Data extracted from a collection

--- Begin ---

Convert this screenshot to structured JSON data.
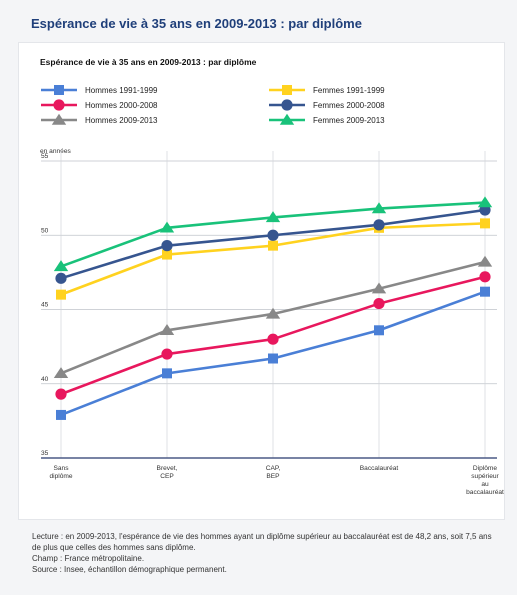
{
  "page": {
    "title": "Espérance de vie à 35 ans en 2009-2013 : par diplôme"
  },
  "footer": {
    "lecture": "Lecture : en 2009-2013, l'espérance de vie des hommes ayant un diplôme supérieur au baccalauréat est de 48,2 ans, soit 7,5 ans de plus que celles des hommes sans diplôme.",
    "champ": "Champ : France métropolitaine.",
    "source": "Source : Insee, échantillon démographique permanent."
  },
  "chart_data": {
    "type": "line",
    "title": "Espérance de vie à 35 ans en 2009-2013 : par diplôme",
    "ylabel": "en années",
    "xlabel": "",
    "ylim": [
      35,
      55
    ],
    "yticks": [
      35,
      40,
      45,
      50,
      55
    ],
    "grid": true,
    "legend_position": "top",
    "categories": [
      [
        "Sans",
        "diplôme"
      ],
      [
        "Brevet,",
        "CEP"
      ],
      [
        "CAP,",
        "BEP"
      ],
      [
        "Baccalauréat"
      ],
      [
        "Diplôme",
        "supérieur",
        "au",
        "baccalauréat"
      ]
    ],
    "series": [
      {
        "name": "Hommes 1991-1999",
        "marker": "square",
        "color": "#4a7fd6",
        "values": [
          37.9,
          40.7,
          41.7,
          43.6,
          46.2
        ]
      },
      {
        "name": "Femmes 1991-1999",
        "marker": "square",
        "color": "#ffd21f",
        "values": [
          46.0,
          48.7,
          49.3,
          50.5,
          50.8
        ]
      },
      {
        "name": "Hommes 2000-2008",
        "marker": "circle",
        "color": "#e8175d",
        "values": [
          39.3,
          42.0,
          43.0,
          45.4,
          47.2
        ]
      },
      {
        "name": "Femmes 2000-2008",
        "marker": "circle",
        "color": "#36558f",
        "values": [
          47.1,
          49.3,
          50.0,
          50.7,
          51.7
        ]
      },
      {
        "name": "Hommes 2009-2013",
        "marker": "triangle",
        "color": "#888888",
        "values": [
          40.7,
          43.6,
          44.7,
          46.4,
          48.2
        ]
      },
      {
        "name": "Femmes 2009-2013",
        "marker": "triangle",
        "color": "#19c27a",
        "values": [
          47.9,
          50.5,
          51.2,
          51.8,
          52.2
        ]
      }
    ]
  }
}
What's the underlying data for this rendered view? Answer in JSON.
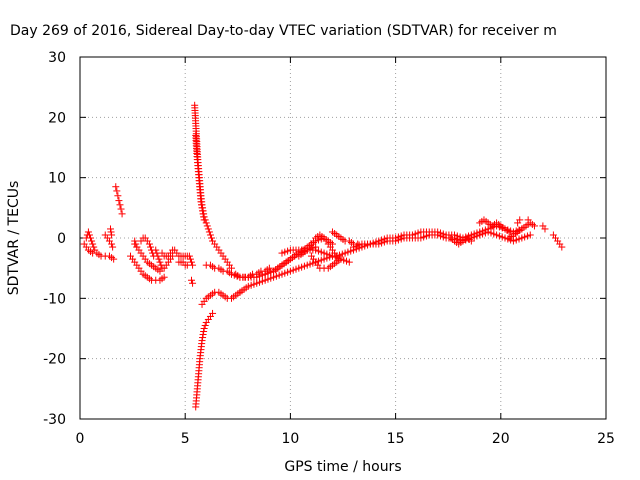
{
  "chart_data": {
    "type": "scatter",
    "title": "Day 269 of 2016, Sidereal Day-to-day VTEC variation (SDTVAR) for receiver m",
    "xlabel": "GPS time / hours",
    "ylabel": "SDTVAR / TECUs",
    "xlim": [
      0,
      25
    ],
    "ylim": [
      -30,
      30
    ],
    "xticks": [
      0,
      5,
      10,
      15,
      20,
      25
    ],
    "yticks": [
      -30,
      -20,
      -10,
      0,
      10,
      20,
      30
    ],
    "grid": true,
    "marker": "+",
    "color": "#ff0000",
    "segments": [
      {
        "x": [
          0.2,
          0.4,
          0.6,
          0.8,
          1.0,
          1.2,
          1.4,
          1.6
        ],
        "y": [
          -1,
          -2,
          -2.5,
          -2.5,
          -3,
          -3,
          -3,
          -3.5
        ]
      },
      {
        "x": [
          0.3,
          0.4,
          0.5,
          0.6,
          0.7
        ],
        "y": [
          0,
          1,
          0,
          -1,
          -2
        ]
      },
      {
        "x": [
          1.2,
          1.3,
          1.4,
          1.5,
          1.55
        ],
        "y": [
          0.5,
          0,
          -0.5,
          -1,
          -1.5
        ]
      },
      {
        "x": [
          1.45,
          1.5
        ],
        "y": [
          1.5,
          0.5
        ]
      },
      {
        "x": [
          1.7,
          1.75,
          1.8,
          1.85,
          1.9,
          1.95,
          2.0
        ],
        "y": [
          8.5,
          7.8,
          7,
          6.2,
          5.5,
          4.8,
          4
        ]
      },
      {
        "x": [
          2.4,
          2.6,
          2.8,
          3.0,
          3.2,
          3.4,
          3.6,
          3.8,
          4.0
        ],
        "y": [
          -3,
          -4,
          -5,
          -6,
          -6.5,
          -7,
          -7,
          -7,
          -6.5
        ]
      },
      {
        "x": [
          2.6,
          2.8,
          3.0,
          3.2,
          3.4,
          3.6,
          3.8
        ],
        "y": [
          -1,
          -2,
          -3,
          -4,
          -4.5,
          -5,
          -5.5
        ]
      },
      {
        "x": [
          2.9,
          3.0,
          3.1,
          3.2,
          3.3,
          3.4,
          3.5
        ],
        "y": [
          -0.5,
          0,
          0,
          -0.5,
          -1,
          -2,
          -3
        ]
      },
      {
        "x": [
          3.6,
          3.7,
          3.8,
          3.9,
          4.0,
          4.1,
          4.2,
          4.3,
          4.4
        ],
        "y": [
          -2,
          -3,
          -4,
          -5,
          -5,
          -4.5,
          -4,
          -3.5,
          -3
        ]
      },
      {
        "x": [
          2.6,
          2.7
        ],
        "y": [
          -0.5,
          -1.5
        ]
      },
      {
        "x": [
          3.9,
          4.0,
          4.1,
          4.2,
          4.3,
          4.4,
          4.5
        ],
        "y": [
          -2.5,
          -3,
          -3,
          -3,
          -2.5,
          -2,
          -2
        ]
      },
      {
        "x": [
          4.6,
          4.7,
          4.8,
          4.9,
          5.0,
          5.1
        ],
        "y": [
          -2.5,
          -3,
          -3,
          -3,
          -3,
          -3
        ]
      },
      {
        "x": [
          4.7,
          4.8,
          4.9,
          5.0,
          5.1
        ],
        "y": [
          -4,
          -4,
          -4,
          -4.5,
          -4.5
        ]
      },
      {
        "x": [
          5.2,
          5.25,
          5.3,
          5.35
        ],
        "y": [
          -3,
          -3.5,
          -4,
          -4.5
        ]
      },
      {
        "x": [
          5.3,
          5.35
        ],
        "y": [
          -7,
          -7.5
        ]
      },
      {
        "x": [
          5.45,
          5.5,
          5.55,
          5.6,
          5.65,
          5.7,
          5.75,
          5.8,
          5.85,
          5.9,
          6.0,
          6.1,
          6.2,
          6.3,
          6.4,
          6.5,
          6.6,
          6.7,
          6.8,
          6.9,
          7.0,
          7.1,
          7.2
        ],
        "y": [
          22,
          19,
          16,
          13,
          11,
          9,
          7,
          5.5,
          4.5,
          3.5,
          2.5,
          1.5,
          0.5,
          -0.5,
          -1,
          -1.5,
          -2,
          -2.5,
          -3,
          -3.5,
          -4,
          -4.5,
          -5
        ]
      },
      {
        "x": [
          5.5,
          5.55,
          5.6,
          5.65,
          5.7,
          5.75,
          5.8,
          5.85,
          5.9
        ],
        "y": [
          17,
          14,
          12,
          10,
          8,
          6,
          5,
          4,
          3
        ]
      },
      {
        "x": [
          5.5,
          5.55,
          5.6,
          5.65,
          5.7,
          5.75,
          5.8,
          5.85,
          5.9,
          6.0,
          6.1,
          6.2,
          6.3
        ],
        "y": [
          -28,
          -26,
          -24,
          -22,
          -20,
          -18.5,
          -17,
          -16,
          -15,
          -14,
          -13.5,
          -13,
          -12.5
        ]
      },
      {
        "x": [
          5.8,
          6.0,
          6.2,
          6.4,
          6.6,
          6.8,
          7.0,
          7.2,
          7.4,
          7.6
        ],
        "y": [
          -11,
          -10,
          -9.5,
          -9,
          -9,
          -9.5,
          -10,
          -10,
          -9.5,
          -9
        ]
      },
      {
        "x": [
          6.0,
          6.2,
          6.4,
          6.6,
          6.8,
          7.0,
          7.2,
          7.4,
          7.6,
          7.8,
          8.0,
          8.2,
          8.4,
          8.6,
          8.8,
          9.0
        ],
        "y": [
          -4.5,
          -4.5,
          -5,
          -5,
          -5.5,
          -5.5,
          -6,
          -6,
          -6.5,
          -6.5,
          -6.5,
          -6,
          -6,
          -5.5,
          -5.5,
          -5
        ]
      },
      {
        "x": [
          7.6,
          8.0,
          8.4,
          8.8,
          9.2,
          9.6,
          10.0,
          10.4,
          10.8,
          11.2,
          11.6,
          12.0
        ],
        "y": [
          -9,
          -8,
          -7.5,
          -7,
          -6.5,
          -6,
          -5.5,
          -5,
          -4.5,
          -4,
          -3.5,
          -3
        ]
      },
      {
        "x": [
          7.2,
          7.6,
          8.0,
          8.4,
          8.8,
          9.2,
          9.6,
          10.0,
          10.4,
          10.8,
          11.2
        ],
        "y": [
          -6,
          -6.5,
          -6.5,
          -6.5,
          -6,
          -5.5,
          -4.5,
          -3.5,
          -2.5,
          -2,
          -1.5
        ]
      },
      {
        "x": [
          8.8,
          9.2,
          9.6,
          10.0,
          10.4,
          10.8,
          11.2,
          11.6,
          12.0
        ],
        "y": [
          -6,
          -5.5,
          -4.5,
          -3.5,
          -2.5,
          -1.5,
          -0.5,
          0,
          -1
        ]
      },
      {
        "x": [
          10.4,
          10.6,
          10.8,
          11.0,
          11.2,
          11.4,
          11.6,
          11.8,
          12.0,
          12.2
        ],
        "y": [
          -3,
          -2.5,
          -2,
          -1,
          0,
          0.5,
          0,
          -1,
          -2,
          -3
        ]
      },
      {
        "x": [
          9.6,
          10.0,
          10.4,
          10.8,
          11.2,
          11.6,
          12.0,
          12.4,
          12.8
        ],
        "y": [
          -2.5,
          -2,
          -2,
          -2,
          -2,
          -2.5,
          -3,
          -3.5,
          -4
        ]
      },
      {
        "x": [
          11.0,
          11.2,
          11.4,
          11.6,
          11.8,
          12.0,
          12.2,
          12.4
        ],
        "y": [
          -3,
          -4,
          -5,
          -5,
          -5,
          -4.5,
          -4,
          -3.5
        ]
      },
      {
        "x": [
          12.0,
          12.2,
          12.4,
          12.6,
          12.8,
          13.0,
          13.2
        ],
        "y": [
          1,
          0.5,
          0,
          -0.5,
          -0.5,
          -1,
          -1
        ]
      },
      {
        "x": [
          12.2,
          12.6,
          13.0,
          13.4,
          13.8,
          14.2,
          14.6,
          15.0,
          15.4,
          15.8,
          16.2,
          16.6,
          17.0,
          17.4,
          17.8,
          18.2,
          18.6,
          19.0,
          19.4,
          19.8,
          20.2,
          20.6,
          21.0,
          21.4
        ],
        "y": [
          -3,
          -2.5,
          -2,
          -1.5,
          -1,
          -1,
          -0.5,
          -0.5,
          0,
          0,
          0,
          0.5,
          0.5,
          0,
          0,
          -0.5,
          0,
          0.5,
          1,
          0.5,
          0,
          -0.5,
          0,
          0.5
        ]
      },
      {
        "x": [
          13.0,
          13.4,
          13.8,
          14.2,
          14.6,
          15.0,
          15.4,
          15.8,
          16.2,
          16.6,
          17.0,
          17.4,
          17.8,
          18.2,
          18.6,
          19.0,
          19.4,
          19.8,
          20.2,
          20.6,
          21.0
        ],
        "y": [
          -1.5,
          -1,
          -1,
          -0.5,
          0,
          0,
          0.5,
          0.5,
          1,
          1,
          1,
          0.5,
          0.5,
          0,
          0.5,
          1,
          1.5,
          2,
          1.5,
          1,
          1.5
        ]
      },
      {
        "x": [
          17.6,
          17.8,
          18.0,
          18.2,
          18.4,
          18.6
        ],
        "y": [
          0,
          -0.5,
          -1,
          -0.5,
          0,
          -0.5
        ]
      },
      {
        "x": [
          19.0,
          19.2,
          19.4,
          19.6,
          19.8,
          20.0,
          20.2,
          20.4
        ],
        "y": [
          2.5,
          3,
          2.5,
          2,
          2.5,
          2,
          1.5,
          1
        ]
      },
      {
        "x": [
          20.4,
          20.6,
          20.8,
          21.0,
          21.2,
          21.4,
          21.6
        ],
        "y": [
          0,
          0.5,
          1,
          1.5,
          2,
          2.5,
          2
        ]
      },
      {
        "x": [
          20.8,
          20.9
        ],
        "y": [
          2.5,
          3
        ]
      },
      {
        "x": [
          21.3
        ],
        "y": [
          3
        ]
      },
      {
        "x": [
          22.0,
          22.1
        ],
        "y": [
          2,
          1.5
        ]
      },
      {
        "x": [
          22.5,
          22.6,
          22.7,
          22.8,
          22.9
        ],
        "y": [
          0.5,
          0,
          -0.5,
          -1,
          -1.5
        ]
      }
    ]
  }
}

--- End ---

WHAT IS BEING ASKED.
Go through the records line by line and count those containing the string "name". Give only the total.

SOLUTION TO THE EXERCISE.
6